__Task to complete__: Collect all lines from the records below that include the word "Future".

__Extracted data__:
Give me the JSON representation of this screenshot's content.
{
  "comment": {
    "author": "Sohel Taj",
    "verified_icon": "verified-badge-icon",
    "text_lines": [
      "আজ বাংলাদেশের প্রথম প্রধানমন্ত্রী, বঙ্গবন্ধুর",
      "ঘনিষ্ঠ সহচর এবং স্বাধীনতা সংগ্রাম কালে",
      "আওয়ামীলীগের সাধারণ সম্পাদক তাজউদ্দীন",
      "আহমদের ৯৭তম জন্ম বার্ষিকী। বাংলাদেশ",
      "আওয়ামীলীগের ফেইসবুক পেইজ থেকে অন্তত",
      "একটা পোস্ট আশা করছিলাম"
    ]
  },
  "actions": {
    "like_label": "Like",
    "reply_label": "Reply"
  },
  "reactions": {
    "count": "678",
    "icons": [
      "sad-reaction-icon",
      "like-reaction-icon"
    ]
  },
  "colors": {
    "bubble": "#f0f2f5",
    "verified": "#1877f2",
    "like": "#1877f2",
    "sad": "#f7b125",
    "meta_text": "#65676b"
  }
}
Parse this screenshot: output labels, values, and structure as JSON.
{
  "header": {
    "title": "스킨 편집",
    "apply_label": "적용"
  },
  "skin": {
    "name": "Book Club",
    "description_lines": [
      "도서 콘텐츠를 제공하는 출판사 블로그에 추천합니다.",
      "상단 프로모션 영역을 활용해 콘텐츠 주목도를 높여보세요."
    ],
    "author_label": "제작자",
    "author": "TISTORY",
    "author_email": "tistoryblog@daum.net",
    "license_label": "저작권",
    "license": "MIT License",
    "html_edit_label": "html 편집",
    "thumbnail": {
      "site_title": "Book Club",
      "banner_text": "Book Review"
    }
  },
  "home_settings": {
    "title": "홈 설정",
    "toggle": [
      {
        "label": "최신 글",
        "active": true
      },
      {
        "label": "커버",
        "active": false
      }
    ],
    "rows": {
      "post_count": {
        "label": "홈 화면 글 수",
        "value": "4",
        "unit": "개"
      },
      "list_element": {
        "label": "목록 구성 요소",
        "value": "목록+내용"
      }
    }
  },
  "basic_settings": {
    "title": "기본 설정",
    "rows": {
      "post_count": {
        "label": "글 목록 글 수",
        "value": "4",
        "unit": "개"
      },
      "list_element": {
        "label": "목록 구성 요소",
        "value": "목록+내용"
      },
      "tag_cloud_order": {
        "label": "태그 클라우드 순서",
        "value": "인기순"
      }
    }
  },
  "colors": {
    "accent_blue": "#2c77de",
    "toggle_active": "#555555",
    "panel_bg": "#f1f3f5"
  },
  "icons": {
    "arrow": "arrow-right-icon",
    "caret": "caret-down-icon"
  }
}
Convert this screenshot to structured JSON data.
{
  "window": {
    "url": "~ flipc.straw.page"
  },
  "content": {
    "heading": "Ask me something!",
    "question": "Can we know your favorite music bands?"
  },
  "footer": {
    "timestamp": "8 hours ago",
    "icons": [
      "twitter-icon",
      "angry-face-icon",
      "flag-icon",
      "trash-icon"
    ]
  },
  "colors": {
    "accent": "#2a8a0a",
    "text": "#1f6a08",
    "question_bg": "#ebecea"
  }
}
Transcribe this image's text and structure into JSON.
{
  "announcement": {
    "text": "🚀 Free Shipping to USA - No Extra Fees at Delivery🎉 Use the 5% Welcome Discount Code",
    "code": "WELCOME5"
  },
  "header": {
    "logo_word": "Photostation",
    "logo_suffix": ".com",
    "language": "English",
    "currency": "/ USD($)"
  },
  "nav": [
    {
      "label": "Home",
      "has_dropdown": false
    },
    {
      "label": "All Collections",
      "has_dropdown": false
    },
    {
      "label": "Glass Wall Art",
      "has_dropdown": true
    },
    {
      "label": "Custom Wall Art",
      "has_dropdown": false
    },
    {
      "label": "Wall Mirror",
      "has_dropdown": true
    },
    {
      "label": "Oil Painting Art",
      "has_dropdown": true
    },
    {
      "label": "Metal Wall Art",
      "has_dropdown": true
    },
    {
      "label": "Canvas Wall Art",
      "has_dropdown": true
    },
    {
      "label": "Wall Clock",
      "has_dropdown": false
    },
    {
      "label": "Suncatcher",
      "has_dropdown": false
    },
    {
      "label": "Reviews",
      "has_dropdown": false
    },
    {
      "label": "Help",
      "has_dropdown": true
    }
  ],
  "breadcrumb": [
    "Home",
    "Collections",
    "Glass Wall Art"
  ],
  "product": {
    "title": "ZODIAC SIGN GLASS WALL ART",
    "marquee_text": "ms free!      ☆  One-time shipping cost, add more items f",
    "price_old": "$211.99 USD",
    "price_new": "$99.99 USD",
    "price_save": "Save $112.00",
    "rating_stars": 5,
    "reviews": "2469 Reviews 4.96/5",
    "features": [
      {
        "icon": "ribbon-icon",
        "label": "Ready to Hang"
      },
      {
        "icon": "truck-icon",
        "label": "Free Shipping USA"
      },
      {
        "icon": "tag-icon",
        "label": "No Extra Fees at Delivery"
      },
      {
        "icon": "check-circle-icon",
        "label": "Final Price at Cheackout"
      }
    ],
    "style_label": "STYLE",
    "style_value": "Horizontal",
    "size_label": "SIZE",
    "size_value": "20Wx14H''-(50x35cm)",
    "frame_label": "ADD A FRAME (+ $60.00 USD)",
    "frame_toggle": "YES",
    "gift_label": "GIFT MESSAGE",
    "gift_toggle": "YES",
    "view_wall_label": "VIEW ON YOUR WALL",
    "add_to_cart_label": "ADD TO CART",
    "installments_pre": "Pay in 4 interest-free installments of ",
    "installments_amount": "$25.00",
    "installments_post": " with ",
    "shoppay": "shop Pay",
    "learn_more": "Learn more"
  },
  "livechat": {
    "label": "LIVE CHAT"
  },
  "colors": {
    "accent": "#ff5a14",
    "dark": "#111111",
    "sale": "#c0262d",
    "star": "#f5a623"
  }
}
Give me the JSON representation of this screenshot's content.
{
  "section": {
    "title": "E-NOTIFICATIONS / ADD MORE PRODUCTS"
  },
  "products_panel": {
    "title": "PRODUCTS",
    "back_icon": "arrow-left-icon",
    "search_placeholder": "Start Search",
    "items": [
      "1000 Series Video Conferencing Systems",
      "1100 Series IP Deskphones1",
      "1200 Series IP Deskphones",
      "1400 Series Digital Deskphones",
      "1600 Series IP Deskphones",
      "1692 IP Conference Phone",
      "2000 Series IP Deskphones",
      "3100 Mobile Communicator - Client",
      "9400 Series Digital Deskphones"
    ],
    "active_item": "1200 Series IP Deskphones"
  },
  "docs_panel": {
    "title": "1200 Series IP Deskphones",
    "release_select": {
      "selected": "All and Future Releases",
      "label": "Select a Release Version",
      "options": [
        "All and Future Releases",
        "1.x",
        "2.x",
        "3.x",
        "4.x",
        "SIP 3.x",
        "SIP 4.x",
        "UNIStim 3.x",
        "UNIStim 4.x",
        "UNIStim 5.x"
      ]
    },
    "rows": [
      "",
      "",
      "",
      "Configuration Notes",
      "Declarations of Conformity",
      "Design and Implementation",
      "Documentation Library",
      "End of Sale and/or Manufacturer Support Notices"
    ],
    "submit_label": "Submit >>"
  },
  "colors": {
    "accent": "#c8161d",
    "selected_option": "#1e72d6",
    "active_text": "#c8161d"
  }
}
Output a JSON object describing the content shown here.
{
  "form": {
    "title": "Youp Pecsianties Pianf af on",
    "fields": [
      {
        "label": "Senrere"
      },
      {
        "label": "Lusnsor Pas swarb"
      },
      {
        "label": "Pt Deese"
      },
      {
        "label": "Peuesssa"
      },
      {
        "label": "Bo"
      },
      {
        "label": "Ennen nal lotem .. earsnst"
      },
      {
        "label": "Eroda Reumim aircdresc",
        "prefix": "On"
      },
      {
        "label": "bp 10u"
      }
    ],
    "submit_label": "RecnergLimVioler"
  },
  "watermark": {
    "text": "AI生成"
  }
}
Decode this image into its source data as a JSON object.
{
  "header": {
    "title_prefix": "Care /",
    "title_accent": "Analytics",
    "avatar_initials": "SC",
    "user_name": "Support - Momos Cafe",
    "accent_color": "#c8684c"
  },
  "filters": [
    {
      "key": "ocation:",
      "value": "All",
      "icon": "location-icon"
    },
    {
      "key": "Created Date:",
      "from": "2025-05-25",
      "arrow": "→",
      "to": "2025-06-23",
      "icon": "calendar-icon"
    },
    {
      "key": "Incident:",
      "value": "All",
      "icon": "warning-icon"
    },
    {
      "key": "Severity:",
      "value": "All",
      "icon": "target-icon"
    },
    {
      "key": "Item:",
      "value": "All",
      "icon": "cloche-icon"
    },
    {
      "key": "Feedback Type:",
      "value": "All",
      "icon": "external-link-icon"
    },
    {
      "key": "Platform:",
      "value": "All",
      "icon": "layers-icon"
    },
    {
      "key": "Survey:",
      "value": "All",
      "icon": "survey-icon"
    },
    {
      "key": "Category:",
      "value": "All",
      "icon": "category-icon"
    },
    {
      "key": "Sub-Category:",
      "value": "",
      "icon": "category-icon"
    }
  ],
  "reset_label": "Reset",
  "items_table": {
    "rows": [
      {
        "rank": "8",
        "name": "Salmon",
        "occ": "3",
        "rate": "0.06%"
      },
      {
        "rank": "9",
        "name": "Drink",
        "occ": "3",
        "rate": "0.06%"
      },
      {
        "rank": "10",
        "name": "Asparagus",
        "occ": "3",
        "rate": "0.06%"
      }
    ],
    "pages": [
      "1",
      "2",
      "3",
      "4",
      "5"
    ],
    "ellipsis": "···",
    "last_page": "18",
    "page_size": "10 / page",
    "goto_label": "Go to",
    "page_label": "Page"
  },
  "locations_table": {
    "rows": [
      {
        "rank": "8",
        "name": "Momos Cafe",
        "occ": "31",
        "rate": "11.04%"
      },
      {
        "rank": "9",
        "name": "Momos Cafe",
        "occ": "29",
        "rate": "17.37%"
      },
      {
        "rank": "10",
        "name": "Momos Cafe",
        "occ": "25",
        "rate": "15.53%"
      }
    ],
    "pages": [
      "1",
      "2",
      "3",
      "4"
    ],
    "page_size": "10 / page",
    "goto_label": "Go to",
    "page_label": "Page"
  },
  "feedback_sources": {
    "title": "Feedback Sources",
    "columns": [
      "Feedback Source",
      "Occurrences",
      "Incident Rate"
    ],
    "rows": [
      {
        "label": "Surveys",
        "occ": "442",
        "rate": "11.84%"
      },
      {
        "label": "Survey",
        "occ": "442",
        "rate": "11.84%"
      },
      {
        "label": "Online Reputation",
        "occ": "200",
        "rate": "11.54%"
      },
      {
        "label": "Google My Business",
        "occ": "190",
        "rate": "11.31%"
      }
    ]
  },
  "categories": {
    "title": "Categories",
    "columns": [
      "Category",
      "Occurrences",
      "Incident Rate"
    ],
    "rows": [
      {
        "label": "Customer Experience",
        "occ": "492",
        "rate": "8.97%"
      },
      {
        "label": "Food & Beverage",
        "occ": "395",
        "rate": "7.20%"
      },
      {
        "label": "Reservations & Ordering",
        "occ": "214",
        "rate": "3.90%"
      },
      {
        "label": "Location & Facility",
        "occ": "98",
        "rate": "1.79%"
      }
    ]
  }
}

__Answer for this exercise__:
      "selected": "All and Future Releases",
        "All and Future Releases",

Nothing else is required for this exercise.